Entries taken from a collection:
= = =
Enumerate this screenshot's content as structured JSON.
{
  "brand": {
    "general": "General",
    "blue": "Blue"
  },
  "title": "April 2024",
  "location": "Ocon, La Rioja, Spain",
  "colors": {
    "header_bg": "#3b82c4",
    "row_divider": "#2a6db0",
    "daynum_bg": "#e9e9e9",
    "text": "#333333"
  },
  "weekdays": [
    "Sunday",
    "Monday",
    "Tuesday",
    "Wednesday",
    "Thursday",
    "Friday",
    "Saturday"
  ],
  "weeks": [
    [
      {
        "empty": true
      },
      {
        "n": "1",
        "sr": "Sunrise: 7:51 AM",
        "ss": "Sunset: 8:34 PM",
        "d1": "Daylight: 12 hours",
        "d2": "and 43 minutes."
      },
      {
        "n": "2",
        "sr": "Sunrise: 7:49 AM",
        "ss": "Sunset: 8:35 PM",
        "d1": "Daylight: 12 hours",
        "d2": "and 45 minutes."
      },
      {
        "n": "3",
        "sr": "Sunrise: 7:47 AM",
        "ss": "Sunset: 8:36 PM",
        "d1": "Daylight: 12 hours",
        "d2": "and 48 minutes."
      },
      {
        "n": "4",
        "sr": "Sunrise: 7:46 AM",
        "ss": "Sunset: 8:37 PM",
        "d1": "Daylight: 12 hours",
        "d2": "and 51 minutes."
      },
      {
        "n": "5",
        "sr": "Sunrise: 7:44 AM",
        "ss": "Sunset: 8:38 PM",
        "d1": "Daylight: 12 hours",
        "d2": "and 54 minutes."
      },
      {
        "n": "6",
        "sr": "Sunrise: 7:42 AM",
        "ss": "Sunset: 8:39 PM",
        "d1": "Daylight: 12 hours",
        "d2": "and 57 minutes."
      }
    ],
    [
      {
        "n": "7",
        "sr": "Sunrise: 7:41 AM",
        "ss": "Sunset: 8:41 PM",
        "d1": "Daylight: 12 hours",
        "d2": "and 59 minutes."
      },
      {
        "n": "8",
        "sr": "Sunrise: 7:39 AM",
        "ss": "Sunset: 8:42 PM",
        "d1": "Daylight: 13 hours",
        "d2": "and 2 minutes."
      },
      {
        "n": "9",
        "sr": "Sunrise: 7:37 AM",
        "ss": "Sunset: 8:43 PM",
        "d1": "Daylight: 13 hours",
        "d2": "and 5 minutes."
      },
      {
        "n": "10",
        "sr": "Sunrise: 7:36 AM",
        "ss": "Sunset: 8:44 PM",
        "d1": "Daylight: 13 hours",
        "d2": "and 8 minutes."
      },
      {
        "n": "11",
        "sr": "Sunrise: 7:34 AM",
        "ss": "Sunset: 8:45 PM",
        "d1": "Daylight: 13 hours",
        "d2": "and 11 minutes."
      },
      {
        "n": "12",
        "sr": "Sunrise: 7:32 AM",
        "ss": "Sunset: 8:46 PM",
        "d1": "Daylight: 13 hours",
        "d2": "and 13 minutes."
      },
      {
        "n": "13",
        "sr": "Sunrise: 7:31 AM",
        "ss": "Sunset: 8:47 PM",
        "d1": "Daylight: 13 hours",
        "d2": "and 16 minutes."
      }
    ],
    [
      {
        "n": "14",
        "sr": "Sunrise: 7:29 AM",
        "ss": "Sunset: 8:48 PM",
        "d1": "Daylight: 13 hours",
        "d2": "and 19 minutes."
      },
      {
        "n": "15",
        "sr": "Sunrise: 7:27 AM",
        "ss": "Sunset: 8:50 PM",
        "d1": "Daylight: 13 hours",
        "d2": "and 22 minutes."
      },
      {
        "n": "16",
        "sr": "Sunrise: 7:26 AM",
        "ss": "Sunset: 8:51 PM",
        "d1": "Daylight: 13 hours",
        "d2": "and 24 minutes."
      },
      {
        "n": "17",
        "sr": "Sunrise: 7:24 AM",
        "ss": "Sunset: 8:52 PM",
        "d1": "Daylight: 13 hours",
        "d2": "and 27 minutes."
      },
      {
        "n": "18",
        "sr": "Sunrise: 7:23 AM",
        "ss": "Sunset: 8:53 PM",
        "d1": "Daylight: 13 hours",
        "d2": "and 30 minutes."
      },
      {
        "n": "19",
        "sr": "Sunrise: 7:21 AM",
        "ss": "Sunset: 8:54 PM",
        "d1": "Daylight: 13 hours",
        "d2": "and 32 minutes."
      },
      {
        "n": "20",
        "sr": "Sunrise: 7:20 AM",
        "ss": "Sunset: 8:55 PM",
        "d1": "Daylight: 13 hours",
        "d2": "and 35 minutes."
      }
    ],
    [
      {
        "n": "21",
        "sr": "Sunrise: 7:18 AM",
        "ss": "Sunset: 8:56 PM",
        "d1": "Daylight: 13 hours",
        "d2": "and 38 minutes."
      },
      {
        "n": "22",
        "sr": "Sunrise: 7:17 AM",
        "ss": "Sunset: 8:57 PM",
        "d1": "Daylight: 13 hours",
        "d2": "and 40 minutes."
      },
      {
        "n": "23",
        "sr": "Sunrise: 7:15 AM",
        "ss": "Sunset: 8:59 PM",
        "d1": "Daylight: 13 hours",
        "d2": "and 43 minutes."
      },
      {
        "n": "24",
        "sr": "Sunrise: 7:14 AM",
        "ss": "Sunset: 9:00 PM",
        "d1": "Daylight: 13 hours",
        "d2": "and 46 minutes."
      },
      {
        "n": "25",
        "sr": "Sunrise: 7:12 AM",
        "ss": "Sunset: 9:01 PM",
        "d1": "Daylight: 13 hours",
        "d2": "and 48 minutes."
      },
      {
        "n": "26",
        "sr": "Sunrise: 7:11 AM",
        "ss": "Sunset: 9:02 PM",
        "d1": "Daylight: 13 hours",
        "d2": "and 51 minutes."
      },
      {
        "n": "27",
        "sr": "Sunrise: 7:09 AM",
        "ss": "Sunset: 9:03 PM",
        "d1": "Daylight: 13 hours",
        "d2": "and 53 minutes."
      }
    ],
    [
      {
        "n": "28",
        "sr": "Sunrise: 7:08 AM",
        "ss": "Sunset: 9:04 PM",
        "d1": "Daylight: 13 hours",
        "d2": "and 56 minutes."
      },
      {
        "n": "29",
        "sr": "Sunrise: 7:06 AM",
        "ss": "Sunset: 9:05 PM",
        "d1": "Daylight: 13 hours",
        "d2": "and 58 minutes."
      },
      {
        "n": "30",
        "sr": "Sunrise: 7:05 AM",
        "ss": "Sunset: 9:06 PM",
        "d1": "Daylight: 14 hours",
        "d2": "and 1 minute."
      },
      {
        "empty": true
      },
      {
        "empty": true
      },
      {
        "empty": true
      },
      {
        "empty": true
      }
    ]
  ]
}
= = =
Every entry above should be retyped exactly as shown.

RESPONSE TO THE TASK ▸
Enumerate this screenshot's content as structured JSON.
{
  "brand": {
    "general": "General",
    "blue": "Blue"
  },
  "title": "April 2024",
  "location": "Ocon, La Rioja, Spain",
  "colors": {
    "header_bg": "#3b82c4",
    "row_divider": "#2a6db0",
    "daynum_bg": "#e9e9e9",
    "text": "#333333"
  },
  "weekdays": [
    "Sunday",
    "Monday",
    "Tuesday",
    "Wednesday",
    "Thursday",
    "Friday",
    "Saturday"
  ],
  "weeks": [
    [
      {
        "empty": true
      },
      {
        "n": "1",
        "sr": "Sunrise: 7:51 AM",
        "ss": "Sunset: 8:34 PM",
        "d1": "Daylight: 12 hours",
        "d2": "and 43 minutes."
      },
      {
        "n": "2",
        "sr": "Sunrise: 7:49 AM",
        "ss": "Sunset: 8:35 PM",
        "d1": "Daylight: 12 hours",
        "d2": "and 45 minutes."
      },
      {
        "n": "3",
        "sr": "Sunrise: 7:47 AM",
        "ss": "Sunset: 8:36 PM",
        "d1": "Daylight: 12 hours",
        "d2": "and 48 minutes."
      },
      {
        "n": "4",
        "sr": "Sunrise: 7:46 AM",
        "ss": "Sunset: 8:37 PM",
        "d1": "Daylight: 12 hours",
        "d2": "and 51 minutes."
      },
      {
        "n": "5",
        "sr": "Sunrise: 7:44 AM",
        "ss": "Sunset: 8:38 PM",
        "d1": "Daylight: 12 hours",
        "d2": "and 54 minutes."
      },
      {
        "n": "6",
        "sr": "Sunrise: 7:42 AM",
        "ss": "Sunset: 8:39 PM",
        "d1": "Daylight: 12 hours",
        "d2": "and 57 minutes."
      }
    ],
    [
      {
        "n": "7",
        "sr": "Sunrise: 7:41 AM",
        "ss": "Sunset: 8:41 PM",
        "d1": "Daylight: 12 hours",
        "d2": "and 59 minutes."
      },
      {
        "n": "8",
        "sr": "Sunrise: 7:39 AM",
        "ss": "Sunset: 8:42 PM",
        "d1": "Daylight: 13 hours",
        "d2": "and 2 minutes."
      },
      {
        "n": "9",
        "sr": "Sunrise: 7:37 AM",
        "ss": "Sunset: 8:43 PM",
        "d1": "Daylight: 13 hours",
        "d2": "and 5 minutes."
      },
      {
        "n": "10",
        "sr": "Sunrise: 7:36 AM",
        "ss": "Sunset: 8:44 PM",
        "d1": "Daylight: 13 hours",
        "d2": "and 8 minutes."
      },
      {
        "n": "11",
        "sr": "Sunrise: 7:34 AM",
        "ss": "Sunset: 8:45 PM",
        "d1": "Daylight: 13 hours",
        "d2": "and 11 minutes."
      },
      {
        "n": "12",
        "sr": "Sunrise: 7:32 AM",
        "ss": "Sunset: 8:46 PM",
        "d1": "Daylight: 13 hours",
        "d2": "and 13 minutes."
      },
      {
        "n": "13",
        "sr": "Sunrise: 7:31 AM",
        "ss": "Sunset: 8:47 PM",
        "d1": "Daylight: 13 hours",
        "d2": "and 16 minutes."
      }
    ],
    [
      {
        "n": "14",
        "sr": "Sunrise: 7:29 AM",
        "ss": "Sunset: 8:48 PM",
        "d1": "Daylight: 13 hours",
        "d2": "and 19 minutes."
      },
      {
        "n": "15",
        "sr": "Sunrise: 7:27 AM",
        "ss": "Sunset: 8:50 PM",
        "d1": "Daylight: 13 hours",
        "d2": "and 22 minutes."
      },
      {
        "n": "16",
        "sr": "Sunrise: 7:26 AM",
        "ss": "Sunset: 8:51 PM",
        "d1": "Daylight: 13 hours",
        "d2": "and 24 minutes."
      },
      {
        "n": "17",
        "sr": "Sunrise: 7:24 AM",
        "ss": "Sunset: 8:52 PM",
        "d1": "Daylight: 13 hours",
        "d2": "and 27 minutes."
      },
      {
        "n": "18",
        "sr": "Sunrise: 7:23 AM",
        "ss": "Sunset: 8:53 PM",
        "d1": "Daylight: 13 hours",
        "d2": "and 30 minutes."
      },
      {
        "n": "19",
        "sr": "Sunrise: 7:21 AM",
        "ss": "Sunset: 8:54 PM",
        "d1": "Daylight: 13 hours",
        "d2": "and 32 minutes."
      },
      {
        "n": "20",
        "sr": "Sunrise: 7:20 AM",
        "ss": "Sunset: 8:55 PM",
        "d1": "Daylight: 13 hours",
        "d2": "and 35 minutes."
      }
    ],
    [
      {
        "n": "21",
        "sr": "Sunrise: 7:18 AM",
        "ss": "Sunset: 8:56 PM",
        "d1": "Daylight: 13 hours",
        "d2": "and 38 minutes."
      },
      {
        "n": "22",
        "sr": "Sunrise: 7:17 AM",
        "ss": "Sunset: 8:57 PM",
        "d1": "Daylight: 13 hours",
        "d2": "and 40 minutes."
      },
      {
        "n": "23",
        "sr": "Sunrise: 7:15 AM",
        "ss": "Sunset: 8:59 PM",
        "d1": "Daylight: 13 hours",
        "d2": "and 43 minutes."
      },
      {
        "n": "24",
        "sr": "Sunrise: 7:14 AM",
        "ss": "Sunset: 9:00 PM",
        "d1": "Daylight: 13 hours",
        "d2": "and 46 minutes."
      },
      {
        "n": "25",
        "sr": "Sunrise: 7:12 AM",
        "ss": "Sunset: 9:01 PM",
        "d1": "Daylight: 13 hours",
        "d2": "and 48 minutes."
      },
      {
        "n": "26",
        "sr": "Sunrise: 7:11 AM",
        "ss": "Sunset: 9:02 PM",
        "d1": "Daylight: 13 hours",
        "d2": "and 51 minutes."
      },
      {
        "n": "27",
        "sr": "Sunrise: 7:09 AM",
        "ss": "Sunset: 9:03 PM",
        "d1": "Daylight: 13 hours",
        "d2": "and 53 minutes."
      }
    ],
    [
      {
        "n": "28",
        "sr": "Sunrise: 7:08 AM",
        "ss": "Sunset: 9:04 PM",
        "d1": "Daylight: 13 hours",
        "d2": "and 56 minutes."
      },
      {
        "n": "29",
        "sr": "Sunrise: 7:06 AM",
        "ss": "Sunset: 9:05 PM",
        "d1": "Daylight: 13 hours",
        "d2": "and 58 minutes."
      },
      {
        "n": "30",
        "sr": "Sunrise: 7:05 AM",
        "ss": "Sunset: 9:06 PM",
        "d1": "Daylight: 14 hours",
        "d2": "and 1 minute."
      },
      {
        "empty": true
      },
      {
        "empty": true
      },
      {
        "empty": true
      },
      {
        "empty": true
      }
    ]
  ]
}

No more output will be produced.